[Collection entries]

▶

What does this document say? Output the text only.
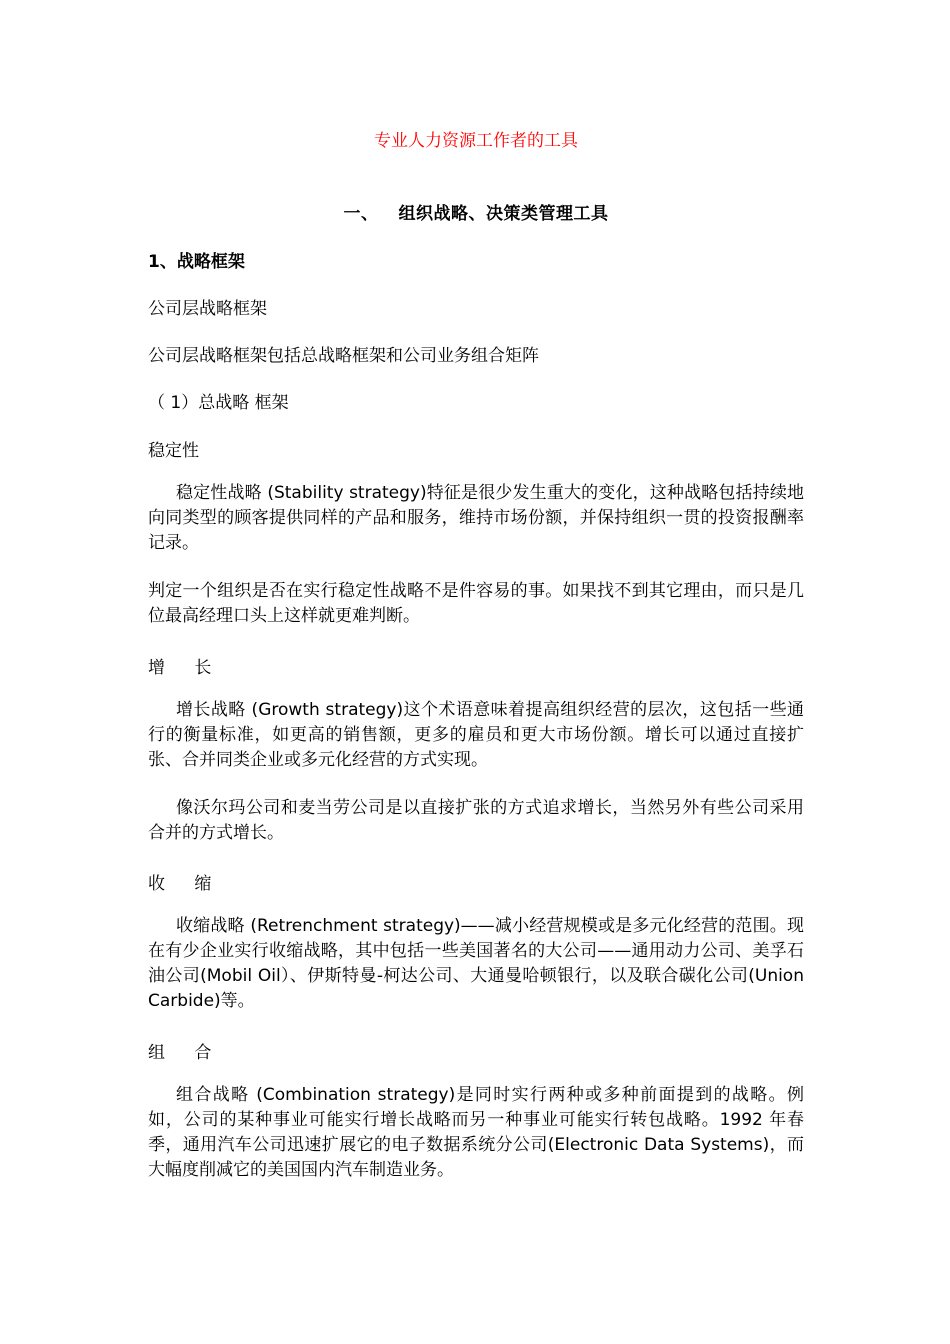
专业人力资源工作者的工具
一、 组织战略、决策类管理工具
1、战略框架
公司层战略框架
公司层战略框架包括总战略框架和公司业务组合矩阵
（ 1）总战略 框架
稳定性
稳定性战略 (Stability strategy)特征是很少发生重大的变化，这种战略包括持续地向同类型的顾客提供同样的产品和服务，维持市场份额，并保持组织一贯的投资报酬率记录。
判定一个组织是否在实行稳定性战略不是件容易的事。如果找不到其它理由，而只是几位最高经理口头上这样就更难判断。
增 长
增长战略 (Growth strategy)这个术语意味着提高组织经营的层次，这包括一些通行的衡量标准，如更高的销售额，更多的雇员和更大市场份额。增长可以通过直接扩张、合并同类企业或多元化经营的方式实现。
像沃尔玛公司和麦当劳公司是以直接扩张的方式追求增长，当然另外有些公司采用合并的方式增长。
收 缩
收缩战略 (Retrenchment strategy)——减小经营规模或是多元化经营的范围。现在有少企业实行收缩战略，其中包括一些美国著名的大公司——通用动力公司、美孚石油公司(Mobil Oil）、伊斯特曼-柯达公司、大通曼哈顿银行，以及联合碳化公司(Union Carbide)等。
组 合
组合战略 (Combination strategy)是同时实行两种或多种前面提到的战略。例如，公司的某种事业可能实行增长战略而另一种事业可能实行转包战略。1992 年春季，通用汽车公司迅速扩展它的电子数据系统分公司(Electronic Data Systems)，而大幅度削减它的美国国内汽车制造业务。
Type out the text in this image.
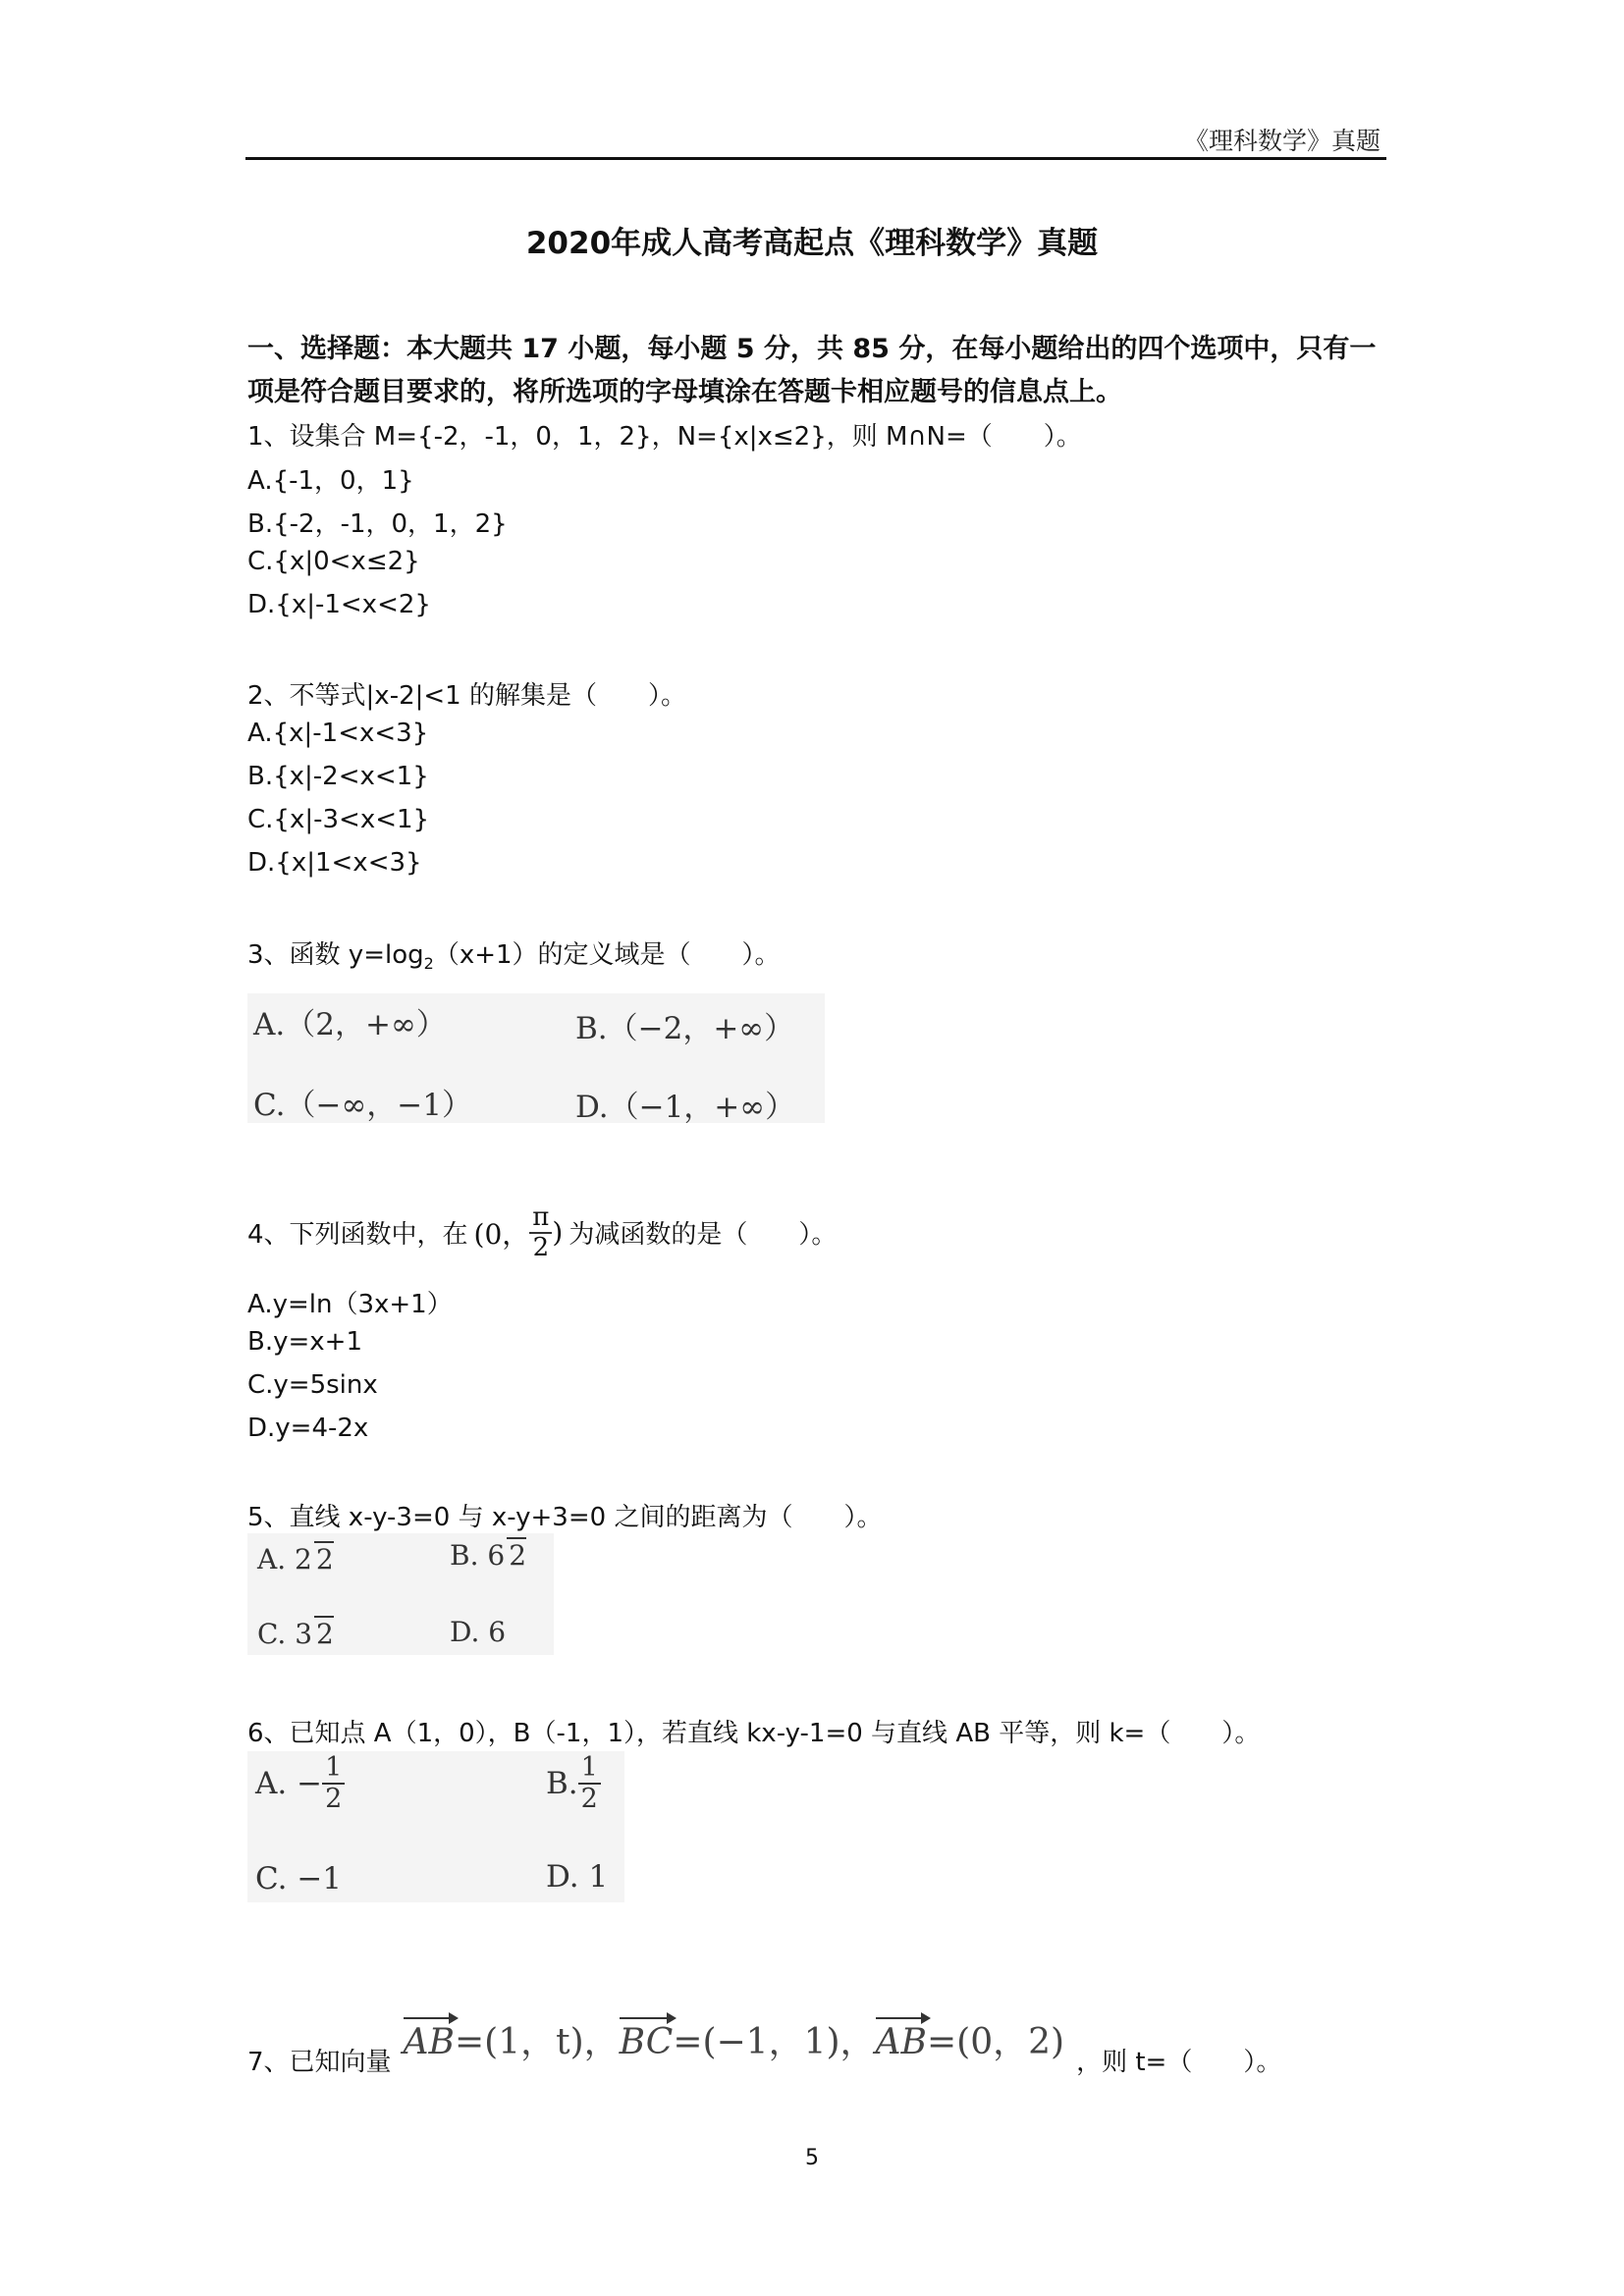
《理科数学》真题
2020年成人高考高起点《理科数学》真题
一、选择题：本大题共 17 小题，每小题 5 分，共 85 分，在每小题给出的四个选项中，只有一项是符合题目要求的，将所选项的字母填涂在答题卡相应题号的信息点上。
1、设集合 M={-2，-1，0，1，2}，N={x|x≤2}，则 M∩N=（　　）。
A.{-1，0，1}
B.{-2，-1，0，1，2}
C.{x|0<x≤2}
D.{x|-1<x<2}
2、不等式|x-2|<1 的解集是（　　）。
A.{x|-1<x<3}
B.{x|-2<x<1}
C.{x|-3<x<1}
D.{x|1<x<3}
3、函数 $y=\log_2(x+1)$的定义域是（　　）。
A.（2，+∞）	B.（−2，+∞）
C.（−∞，−1）	D.（−1，+∞）
4、下列函数中，在 (0， $\frac{\pi}{2}$ ) 为减函数的是（　　）。
A.y=ln（3x+1）
B.y=x+1
C.y=5sinx
D.y=4-2x
5、直线 x-y-3=0 与 x-y+3=0 之间的距离为（　　）。
A. 2 2	B. 6 2
C. 3 2	D. 6
6、已知点 A（1，0），B（-1，1），若直线 kx-y-1=0 与直线 AB 平等，则 k=（　　）。
A. − $\frac{1}{2}$	B. $\frac{1}{2}$
C. −1	D. 1
7、已知向量 AB=(1，t)，BC=(−1，1)，AB=(0，2) ，则 t=（　　）。
5
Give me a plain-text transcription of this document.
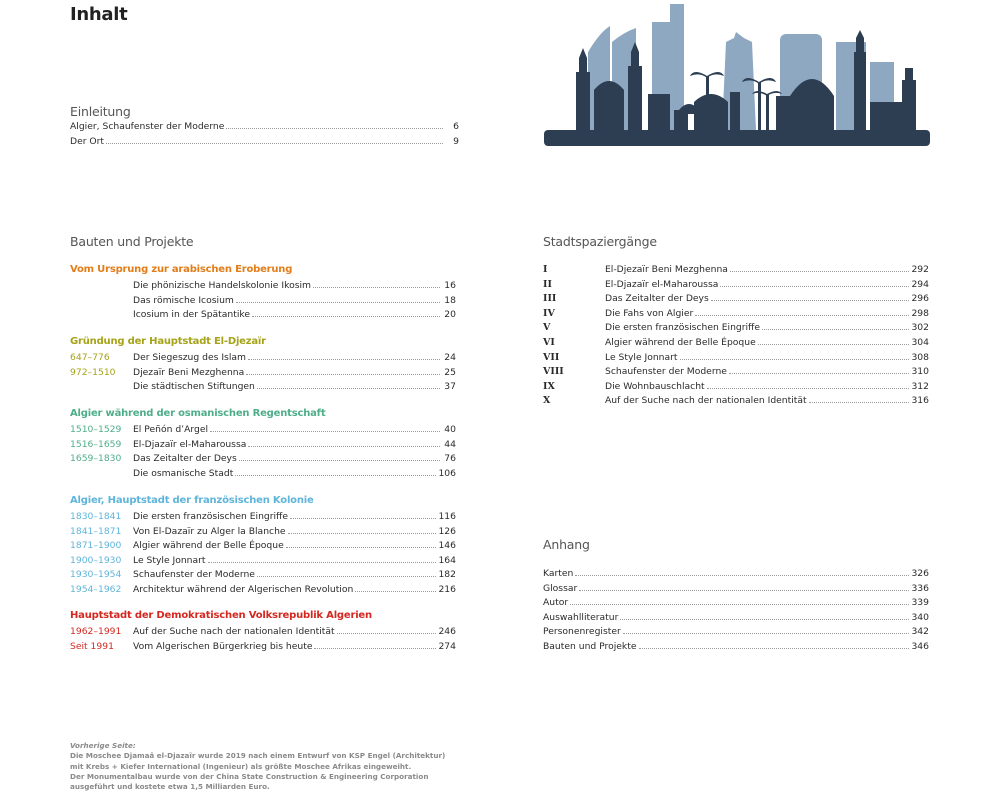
Inhalt
Einleitung
Algier, Schaufenster der Moderne	6
Der Ort	9
Bauten und Projekte
Vom Ursprung zur arabischen Eroberung
Die phönizische Handelskolonie Ikosim	16
Das römische Icosium	18
Icosium in der Spätantike	20
Gründung der Hauptstadt El-Djezaïr
647–776	Der Siegeszug des Islam	24
972–1510	Djezaïr Beni Mezghenna	25
Die städtischen Stiftungen	37
Algier während der osmanischen Regentschaft
1510–1529	El Peñón d’Argel	40
1516–1659	El-Djazaïr el-Maharoussa	44
1659–1830	Das Zeitalter der Deys	76
Die osmanische Stadt	106
Algier, Hauptstadt der französischen Kolonie
1830–1841	Die ersten französischen Eingriffe	116
1841–1871	Von El-Dazaïr zu Alger la Blanche	126
1871–1900	Algier während der Belle Époque	146
1900–1930	Le Style Jonnart	164
1930–1954	Schaufenster der Moderne	182
1954–1962	Architektur während der Algerischen Revolution	216
Hauptstadt der Demokratischen Volksrepublik Algerien
1962–1991	Auf der Suche nach der nationalen Identität	246
Seit 1991	Vom Algerischen Bürgerkrieg bis heute	274
Stadtspaziergänge
I	El-Djezaïr Beni Mezghenna	292
II	El-Djazaïr el-Maharoussa	294
III	Das Zeitalter der Deys	296
IV	Die Fahs von Algier	298
V	Die ersten französischen Eingriffe	302
VI	Algier während der Belle Époque	304
VII	Le Style Jonnart	308
VIII	Schaufenster der Moderne	310
IX	Die Wohnbauschlacht	312
X	Auf der Suche nach der nationalen Identität	316
Anhang
Karten	326
Glossar	336
Autor	339
Auswahlliteratur	340
Personenregister	342
Bauten und Projekte	346
Vorherige Seite:
Die Moschee Djamaâ el-Djazaïr wurde 2019 nach einem Entwurf von KSP Engel (Architektur)
mit Krebs + Kiefer International (Ingenieur) als größte Moschee Afrikas eingeweiht.
Der Monumentalbau wurde von der China State Construction & Engineering Corporation
ausgeführt und kostete etwa 1,5 Milliarden Euro.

◀

▶ [Problem] Gather each line in these records that contains the string "Jonnart".

▶ [Task solution]
1900–1930	Le Style Jonnart	164
VII	Le Style Jonnart	308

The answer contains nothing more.